■ PROMPT
Print all the records exactly, please.

Data items
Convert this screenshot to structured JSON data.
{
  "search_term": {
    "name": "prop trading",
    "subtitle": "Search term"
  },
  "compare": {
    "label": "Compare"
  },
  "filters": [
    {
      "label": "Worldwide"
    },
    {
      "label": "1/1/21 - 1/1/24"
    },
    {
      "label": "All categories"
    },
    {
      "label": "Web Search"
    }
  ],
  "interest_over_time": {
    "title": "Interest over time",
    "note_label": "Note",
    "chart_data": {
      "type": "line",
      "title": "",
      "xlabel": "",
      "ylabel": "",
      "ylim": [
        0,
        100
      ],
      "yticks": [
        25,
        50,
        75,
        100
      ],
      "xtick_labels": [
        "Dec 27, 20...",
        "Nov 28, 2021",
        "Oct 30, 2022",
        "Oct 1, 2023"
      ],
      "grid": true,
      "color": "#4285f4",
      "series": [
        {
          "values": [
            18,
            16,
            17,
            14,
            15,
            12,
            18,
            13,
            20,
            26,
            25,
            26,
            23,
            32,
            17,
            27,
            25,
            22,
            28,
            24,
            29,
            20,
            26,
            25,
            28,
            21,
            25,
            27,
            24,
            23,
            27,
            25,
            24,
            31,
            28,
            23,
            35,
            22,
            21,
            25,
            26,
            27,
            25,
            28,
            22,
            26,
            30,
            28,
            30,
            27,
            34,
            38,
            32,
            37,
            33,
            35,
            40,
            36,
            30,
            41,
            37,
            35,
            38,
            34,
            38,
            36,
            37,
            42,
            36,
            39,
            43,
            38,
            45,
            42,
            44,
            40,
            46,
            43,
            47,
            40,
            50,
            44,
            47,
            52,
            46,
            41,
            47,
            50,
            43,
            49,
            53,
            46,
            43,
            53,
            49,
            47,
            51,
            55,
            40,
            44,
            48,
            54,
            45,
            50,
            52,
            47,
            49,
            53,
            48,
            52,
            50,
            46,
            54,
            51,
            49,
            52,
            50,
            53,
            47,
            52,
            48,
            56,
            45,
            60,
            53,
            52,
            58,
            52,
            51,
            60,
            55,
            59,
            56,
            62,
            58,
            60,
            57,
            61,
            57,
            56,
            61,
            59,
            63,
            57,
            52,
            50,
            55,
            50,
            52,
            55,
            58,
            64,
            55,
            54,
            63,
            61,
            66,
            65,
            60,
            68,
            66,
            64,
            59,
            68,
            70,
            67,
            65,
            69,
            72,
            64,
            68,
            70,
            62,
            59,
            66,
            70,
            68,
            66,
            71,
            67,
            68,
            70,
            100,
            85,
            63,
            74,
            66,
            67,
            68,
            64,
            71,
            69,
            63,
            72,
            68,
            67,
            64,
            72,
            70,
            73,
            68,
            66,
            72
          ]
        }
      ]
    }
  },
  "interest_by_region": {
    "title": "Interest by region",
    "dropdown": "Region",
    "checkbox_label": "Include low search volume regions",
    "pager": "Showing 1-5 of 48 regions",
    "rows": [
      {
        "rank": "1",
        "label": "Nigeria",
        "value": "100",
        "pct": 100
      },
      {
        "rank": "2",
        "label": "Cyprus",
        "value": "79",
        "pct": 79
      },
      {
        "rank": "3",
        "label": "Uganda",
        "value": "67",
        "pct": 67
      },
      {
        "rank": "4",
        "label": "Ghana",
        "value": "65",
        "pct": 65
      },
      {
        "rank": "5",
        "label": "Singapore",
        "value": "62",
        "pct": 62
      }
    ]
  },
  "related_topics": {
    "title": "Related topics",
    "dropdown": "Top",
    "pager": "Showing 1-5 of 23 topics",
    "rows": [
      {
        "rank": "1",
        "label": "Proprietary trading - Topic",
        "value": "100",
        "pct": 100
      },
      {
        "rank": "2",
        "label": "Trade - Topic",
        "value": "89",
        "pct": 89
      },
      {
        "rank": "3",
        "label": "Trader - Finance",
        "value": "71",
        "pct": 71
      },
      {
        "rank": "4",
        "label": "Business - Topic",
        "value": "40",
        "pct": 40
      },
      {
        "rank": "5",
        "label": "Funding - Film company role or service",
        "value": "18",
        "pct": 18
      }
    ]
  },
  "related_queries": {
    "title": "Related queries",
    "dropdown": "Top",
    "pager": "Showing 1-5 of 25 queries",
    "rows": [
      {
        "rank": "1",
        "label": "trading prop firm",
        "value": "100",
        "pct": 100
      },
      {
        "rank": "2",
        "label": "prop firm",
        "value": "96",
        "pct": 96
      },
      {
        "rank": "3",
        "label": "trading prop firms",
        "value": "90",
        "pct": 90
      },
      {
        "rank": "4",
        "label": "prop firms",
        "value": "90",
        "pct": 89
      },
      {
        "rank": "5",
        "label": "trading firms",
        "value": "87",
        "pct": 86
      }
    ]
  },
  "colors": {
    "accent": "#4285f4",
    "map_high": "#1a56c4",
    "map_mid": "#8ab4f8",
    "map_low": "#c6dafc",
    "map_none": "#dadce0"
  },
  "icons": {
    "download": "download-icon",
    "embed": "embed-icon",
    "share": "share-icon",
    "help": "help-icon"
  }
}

■ ANSWER
Convert this screenshot to structured JSON data.
{
  "search_term": {
    "name": "prop trading",
    "subtitle": "Search term"
  },
  "compare": {
    "label": "Compare"
  },
  "filters": [
    {
      "label": "Worldwide"
    },
    {
      "label": "1/1/21 - 1/1/24"
    },
    {
      "label": "All categories"
    },
    {
      "label": "Web Search"
    }
  ],
  "interest_over_time": {
    "title": "Interest over time",
    "note_label": "Note",
    "chart_data": {
      "type": "line",
      "title": "",
      "xlabel": "",
      "ylabel": "",
      "ylim": [
        0,
        100
      ],
      "yticks": [
        25,
        50,
        75,
        100
      ],
      "xtick_labels": [
        "Dec 27, 20...",
        "Nov 28, 2021",
        "Oct 30, 2022",
        "Oct 1, 2023"
      ],
      "grid": true,
      "color": "#4285f4",
      "series": [
        {
          "values": [
            18,
            16,
            17,
            14,
            15,
            12,
            18,
            13,
            20,
            26,
            25,
            26,
            23,
            32,
            17,
            27,
            25,
            22,
            28,
            24,
            29,
            20,
            26,
            25,
            28,
            21,
            25,
            27,
            24,
            23,
            27,
            25,
            24,
            31,
            28,
            23,
            35,
            22,
            21,
            25,
            26,
            27,
            25,
            28,
            22,
            26,
            30,
            28,
            30,
            27,
            34,
            38,
            32,
            37,
            33,
            35,
            40,
            36,
            30,
            41,
            37,
            35,
            38,
            34,
            38,
            36,
            37,
            42,
            36,
            39,
            43,
            38,
            45,
            42,
            44,
            40,
            46,
            43,
            47,
            40,
            50,
            44,
            47,
            52,
            46,
            41,
            47,
            50,
            43,
            49,
            53,
            46,
            43,
            53,
            49,
            47,
            51,
            55,
            40,
            44,
            48,
            54,
            45,
            50,
            52,
            47,
            49,
            53,
            48,
            52,
            50,
            46,
            54,
            51,
            49,
            52,
            50,
            53,
            47,
            52,
            48,
            56,
            45,
            60,
            53,
            52,
            58,
            52,
            51,
            60,
            55,
            59,
            56,
            62,
            58,
            60,
            57,
            61,
            57,
            56,
            61,
            59,
            63,
            57,
            52,
            50,
            55,
            50,
            52,
            55,
            58,
            64,
            55,
            54,
            63,
            61,
            66,
            65,
            60,
            68,
            66,
            64,
            59,
            68,
            70,
            67,
            65,
            69,
            72,
            64,
            68,
            70,
            62,
            59,
            66,
            70,
            68,
            66,
            71,
            67,
            68,
            70,
            100,
            85,
            63,
            74,
            66,
            67,
            68,
            64,
            71,
            69,
            63,
            72,
            68,
            67,
            64,
            72,
            70,
            73,
            68,
            66,
            72
          ]
        }
      ]
    }
  },
  "interest_by_region": {
    "title": "Interest by region",
    "dropdown": "Region",
    "checkbox_label": "Include low search volume regions",
    "pager": "Showing 1-5 of 48 regions",
    "rows": [
      {
        "rank": "1",
        "label": "Nigeria",
        "value": "100",
        "pct": 100
      },
      {
        "rank": "2",
        "label": "Cyprus",
        "value": "79",
        "pct": 79
      },
      {
        "rank": "3",
        "label": "Uganda",
        "value": "67",
        "pct": 67
      },
      {
        "rank": "4",
        "label": "Ghana",
        "value": "65",
        "pct": 65
      },
      {
        "rank": "5",
        "label": "Singapore",
        "value": "62",
        "pct": 62
      }
    ]
  },
  "related_topics": {
    "title": "Related topics",
    "dropdown": "Top",
    "pager": "Showing 1-5 of 23 topics",
    "rows": [
      {
        "rank": "1",
        "label": "Proprietary trading - Topic",
        "value": "100",
        "pct": 100
      },
      {
        "rank": "2",
        "label": "Trade - Topic",
        "value": "89",
        "pct": 89
      },
      {
        "rank": "3",
        "label": "Trader - Finance",
        "value": "71",
        "pct": 71
      },
      {
        "rank": "4",
        "label": "Business - Topic",
        "value": "40",
        "pct": 40
      },
      {
        "rank": "5",
        "label": "Funding - Film company role or service",
        "value": "18",
        "pct": 18
      }
    ]
  },
  "related_queries": {
    "title": "Related queries",
    "dropdown": "Top",
    "pager": "Showing 1-5 of 25 queries",
    "rows": [
      {
        "rank": "1",
        "label": "trading prop firm",
        "value": "100",
        "pct": 100
      },
      {
        "rank": "2",
        "label": "prop firm",
        "value": "96",
        "pct": 96
      },
      {
        "rank": "3",
        "label": "trading prop firms",
        "value": "90",
        "pct": 90
      },
      {
        "rank": "4",
        "label": "prop firms",
        "value": "90",
        "pct": 89
      },
      {
        "rank": "5",
        "label": "trading firms",
        "value": "87",
        "pct": 86
      }
    ]
  },
  "colors": {
    "accent": "#4285f4",
    "map_high": "#1a56c4",
    "map_mid": "#8ab4f8",
    "map_low": "#c6dafc",
    "map_none": "#dadce0"
  },
  "icons": {
    "download": "download-icon",
    "embed": "embed-icon",
    "share": "share-icon",
    "help": "help-icon"
  }
}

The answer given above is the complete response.